Do this » Pictures do not belong in the copy, so please give every entry below again exactly.

Material for this exercise »
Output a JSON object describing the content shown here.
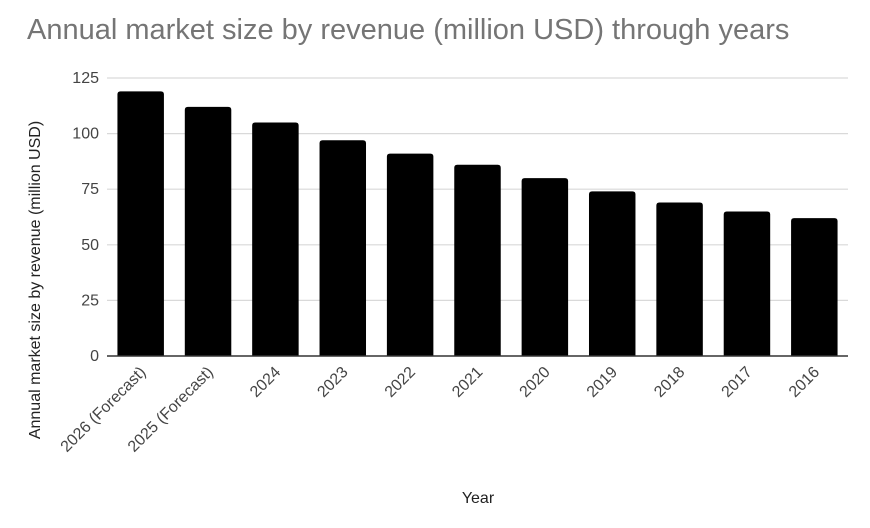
{
  "chart_data": {
    "type": "bar",
    "title": "Annual market size by revenue (million USD) through years",
    "xlabel": "Year",
    "ylabel": "Annual market size by revenue (million USD)",
    "categories": [
      "2026 (Forecast)",
      "2025 (Forecast)",
      "2024",
      "2023",
      "2022",
      "2021",
      "2020",
      "2019",
      "2018",
      "2017",
      "2016"
    ],
    "values": [
      119,
      112,
      105,
      97,
      91,
      86,
      80,
      74,
      69,
      65,
      62
    ],
    "ylim": [
      0,
      125
    ],
    "yticks": [
      0,
      25,
      50,
      75,
      100,
      125
    ],
    "grid": true,
    "legend": "none",
    "colors": {
      "bar": "#000000",
      "grid": "#d9d9d9",
      "axis": "#333333",
      "title": "#757575"
    }
  }
}
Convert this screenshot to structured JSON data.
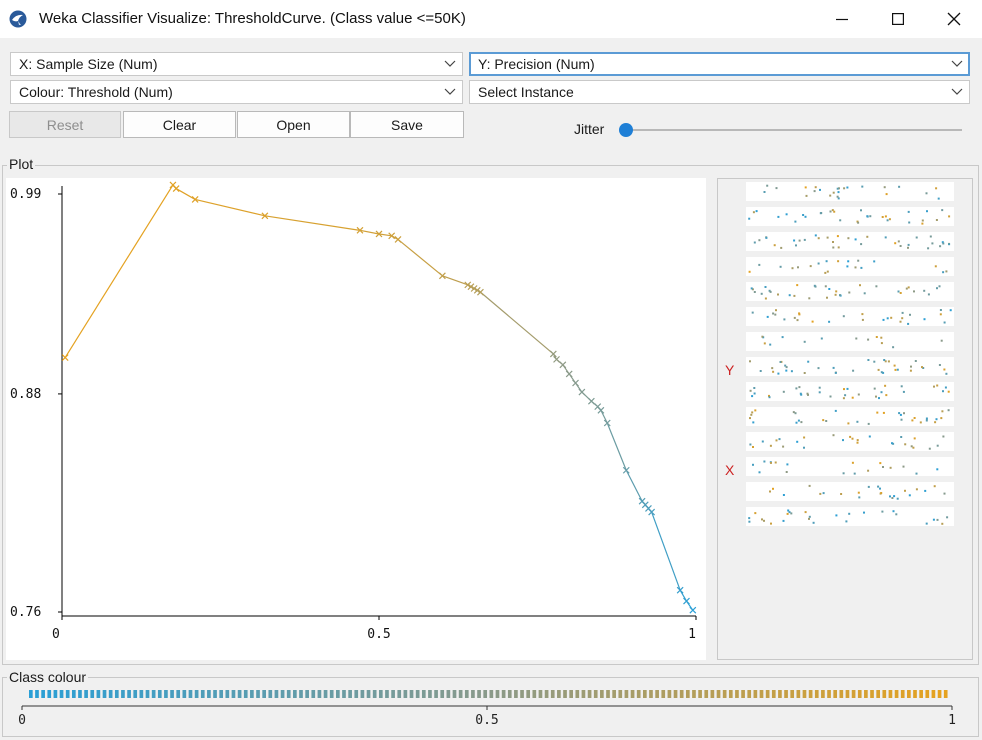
{
  "window": {
    "title": "Weka Classifier Visualize: ThresholdCurve. (Class value <=50K)"
  },
  "controls": {
    "x_axis": "X: Sample Size (Num)",
    "y_axis": "Y: Precision (Num)",
    "colour": "Colour: Threshold (Num)",
    "instance": "Select Instance",
    "reset_label": "Reset",
    "clear_label": "Clear",
    "open_label": "Open",
    "save_label": "Save",
    "jitter_label": "Jitter",
    "jitter_value": 0
  },
  "plot": {
    "label": "Plot",
    "matrix_y_label": "Y",
    "matrix_x_label": "X"
  },
  "class_colour": {
    "label": "Class colour",
    "ticks": [
      "0",
      "0.5",
      "1"
    ],
    "color_low": "#2a9fd6",
    "color_mid": "#8a9a8a",
    "color_high": "#e6a21f"
  },
  "chart_data": {
    "type": "line",
    "xlabel": "Sample Size",
    "ylabel": "Precision",
    "xlim": [
      0,
      1
    ],
    "ylim": [
      0.76,
      0.99
    ],
    "x_ticks": [
      "0",
      "0.5",
      "1"
    ],
    "y_ticks": [
      "0.99",
      "0.88",
      "0.76"
    ],
    "series": [
      {
        "marker": "x",
        "color_by": "Threshold",
        "x": [
          0.005,
          0.175,
          0.18,
          0.21,
          0.32,
          0.47,
          0.5,
          0.52,
          0.53,
          0.6,
          0.64,
          0.645,
          0.65,
          0.655,
          0.66,
          0.775,
          0.78,
          0.79,
          0.8,
          0.81,
          0.82,
          0.835,
          0.845,
          0.85,
          0.86,
          0.89,
          0.915,
          0.92,
          0.925,
          0.93,
          0.975,
          0.985,
          0.995
        ],
        "y": [
          0.9,
          0.995,
          0.993,
          0.987,
          0.978,
          0.97,
          0.968,
          0.967,
          0.965,
          0.945,
          0.94,
          0.939,
          0.938,
          0.937,
          0.936,
          0.902,
          0.899,
          0.896,
          0.891,
          0.886,
          0.881,
          0.876,
          0.873,
          0.871,
          0.864,
          0.838,
          0.821,
          0.819,
          0.817,
          0.815,
          0.772,
          0.766,
          0.761
        ],
        "threshold": [
          1.0,
          0.98,
          0.97,
          0.96,
          0.94,
          0.9,
          0.88,
          0.87,
          0.86,
          0.8,
          0.76,
          0.75,
          0.74,
          0.73,
          0.72,
          0.56,
          0.54,
          0.52,
          0.5,
          0.48,
          0.46,
          0.44,
          0.42,
          0.4,
          0.38,
          0.3,
          0.22,
          0.2,
          0.18,
          0.16,
          0.06,
          0.03,
          0.0
        ]
      }
    ]
  }
}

Complete response »
Output a JSON object describing the content shown here.
{
  "chart_data": {
    "type": "bar",
    "title": "Annual market size by revenue (million USD) through years",
    "xlabel": "Year",
    "ylabel": "Annual market size by revenue (million USD)",
    "categories": [
      "2026 (Forecast)",
      "2025 (Forecast)",
      "2024",
      "2023",
      "2022",
      "2021",
      "2020",
      "2019",
      "2018",
      "2017",
      "2016"
    ],
    "values": [
      119,
      112,
      105,
      97,
      91,
      86,
      80,
      74,
      69,
      65,
      62
    ],
    "ylim": [
      0,
      125
    ],
    "yticks": [
      0,
      25,
      50,
      75,
      100,
      125
    ],
    "grid": true,
    "legend": "none",
    "colors": {
      "bar": "#000000",
      "grid": "#d9d9d9",
      "axis": "#333333",
      "title": "#757575"
    }
  }
}
Convert this screenshot to structured JSON data.
{
  "window": {
    "title": "Weka Classifier Visualize: ThresholdCurve. (Class value <=50K)"
  },
  "controls": {
    "x_axis": "X: Sample Size (Num)",
    "y_axis": "Y: Precision (Num)",
    "colour": "Colour: Threshold (Num)",
    "instance": "Select Instance",
    "reset_label": "Reset",
    "clear_label": "Clear",
    "open_label": "Open",
    "save_label": "Save",
    "jitter_label": "Jitter",
    "jitter_value": 0
  },
  "plot": {
    "label": "Plot",
    "matrix_y_label": "Y",
    "matrix_x_label": "X"
  },
  "class_colour": {
    "label": "Class colour",
    "ticks": [
      "0",
      "0.5",
      "1"
    ],
    "color_low": "#2a9fd6",
    "color_mid": "#8a9a8a",
    "color_high": "#e6a21f"
  },
  "chart_data": {
    "type": "line",
    "xlabel": "Sample Size",
    "ylabel": "Precision",
    "xlim": [
      0,
      1
    ],
    "ylim": [
      0.76,
      0.99
    ],
    "x_ticks": [
      "0",
      "0.5",
      "1"
    ],
    "y_ticks": [
      "0.99",
      "0.88",
      "0.76"
    ],
    "series": [
      {
        "marker": "x",
        "color_by": "Threshold",
        "x": [
          0.005,
          0.175,
          0.18,
          0.21,
          0.32,
          0.47,
          0.5,
          0.52,
          0.53,
          0.6,
          0.64,
          0.645,
          0.65,
          0.655,
          0.66,
          0.775,
          0.78,
          0.79,
          0.8,
          0.81,
          0.82,
          0.835,
          0.845,
          0.85,
          0.86,
          0.89,
          0.915,
          0.92,
          0.925,
          0.93,
          0.975,
          0.985,
          0.995
        ],
        "y": [
          0.9,
          0.995,
          0.993,
          0.987,
          0.978,
          0.97,
          0.968,
          0.967,
          0.965,
          0.945,
          0.94,
          0.939,
          0.938,
          0.937,
          0.936,
          0.902,
          0.899,
          0.896,
          0.891,
          0.886,
          0.881,
          0.876,
          0.873,
          0.871,
          0.864,
          0.838,
          0.821,
          0.819,
          0.817,
          0.815,
          0.772,
          0.766,
          0.761
        ],
        "threshold": [
          1.0,
          0.98,
          0.97,
          0.96,
          0.94,
          0.9,
          0.88,
          0.87,
          0.86,
          0.8,
          0.76,
          0.75,
          0.74,
          0.73,
          0.72,
          0.56,
          0.54,
          0.52,
          0.5,
          0.48,
          0.46,
          0.44,
          0.42,
          0.4,
          0.38,
          0.3,
          0.22,
          0.2,
          0.18,
          0.16,
          0.06,
          0.03,
          0.0
        ]
      }
    ]
  }
}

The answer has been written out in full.